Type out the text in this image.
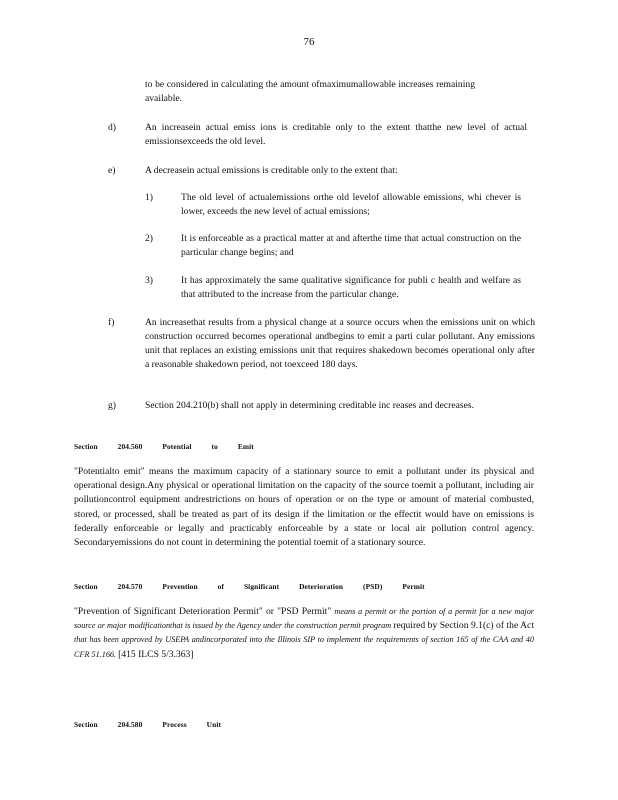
76
to be considered in calculating the amount ofmaximumallowable increases remaining available.
d)	An increasein actual emiss ions is creditable only to the extent thatthe new level of actual emissionsexceeds the old level.
e)	A decreasein actual emissions is creditable only to the extent that:
1)	The old level of actualemissions orthe old levelof allowable emissions, whi chever is lower, exceeds the new level of actual emissions;
2)	It is enforceable as a practical matter at and afterthe time that actual construction on the particular change begins; and
3)	It has approximately the same qualitative significance for publi c health and welfare as that attributed to the increase from the particular change.
f)	An increasethat results from a physical change at a source occurs when the emissions unit on which construction occurred becomes operational andbegins to emit a parti cular pollutant. Any emissions unit that replaces an existing emissions unit that requires shakedown becomes operational only after a reasonable shakedown period, not toexceed 180 days.
g)	Section 204.210(b) shall not apply in determining creditable inc reases and decreases.
Section	204.560	Potential	to	Emit
"Potentialto emit" means the maximum capacity of a stationary source to emit a pollutant under its physical and operational design.Any physical or operational limitation on the capacity of the source toemit a pollutant, including air pollutioncontrol equipment andrestrictions on hours of operation or on the type or amount of material combusted, stored, or processed, shall be treated as part of its design if the limitation or the effectit would have on emissions is federally enforceable or legally and practicably enforceable by a state or local air pollution control agency. Secondaryemissions do not count in determining the potential toemit of a stationary source.
Section	204.570	Prevention	of	Significant	Deterioration	(PSD)	Permit
"Prevention of Significant Deterioration Permit" or "PSD Permit" means a permit or the portion of a permit for a new major source or major modificationthat is issued by the Agency under the construction permit program required by Section 9.1(c) of the Act that has been approved by USEPA andincorporated into the Illinois SIP to implement the requirements of section 165 of the CAA and 40 CFR 51.166. [415 ILCS 5/3.363]
Section	204.580	Process	Unit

◆ **SHORT TASK**
Repeat the data exactly, excluding the pictures.

◆ **FINAL ANSWER**
Type out the text in this image.
76
to be considered in calculating the amount ofmaximumallowable increases remaining available.
d)	An increasein actual emiss ions is creditable only to the extent thatthe new level of actual emissionsexceeds the old level.
e)	A decreasein actual emissions is creditable only to the extent that:
1)	The old level of actualemissions orthe old levelof allowable emissions, whi chever is lower, exceeds the new level of actual emissions;
2)	It is enforceable as a practical matter at and afterthe time that actual construction on the particular change begins; and
3)	It has approximately the same qualitative significance for publi c health and welfare as that attributed to the increase from the particular change.
f)	An increasethat results from a physical change at a source occurs when the emissions unit on which construction occurred becomes operational andbegins to emit a parti cular pollutant. Any emissions unit that replaces an existing emissions unit that requires shakedown becomes operational only after a reasonable shakedown period, not toexceed 180 days.
g)	Section 204.210(b) shall not apply in determining creditable inc reases and decreases.
Section	204.560	Potential	to	Emit
"Potentialto emit" means the maximum capacity of a stationary source to emit a pollutant under its physical and operational design.Any physical or operational limitation on the capacity of the source toemit a pollutant, including air pollutioncontrol equipment andrestrictions on hours of operation or on the type or amount of material combusted, stored, or processed, shall be treated as part of its design if the limitation or the effectit would have on emissions is federally enforceable or legally and practicably enforceable by a state or local air pollution control agency. Secondaryemissions do not count in determining the potential toemit of a stationary source.
Section	204.570	Prevention	of	Significant	Deterioration	(PSD)	Permit
"Prevention of Significant Deterioration Permit" or "PSD Permit" means a permit or the portion of a permit for a new major source or major modificationthat is issued by the Agency under the construction permit program required by Section 9.1(c) of the Act that has been approved by USEPA andincorporated into the Illinois SIP to implement the requirements of section 165 of the CAA and 40 CFR 51.166. [415 ILCS 5/3.363]
Section	204.580	Process	Unit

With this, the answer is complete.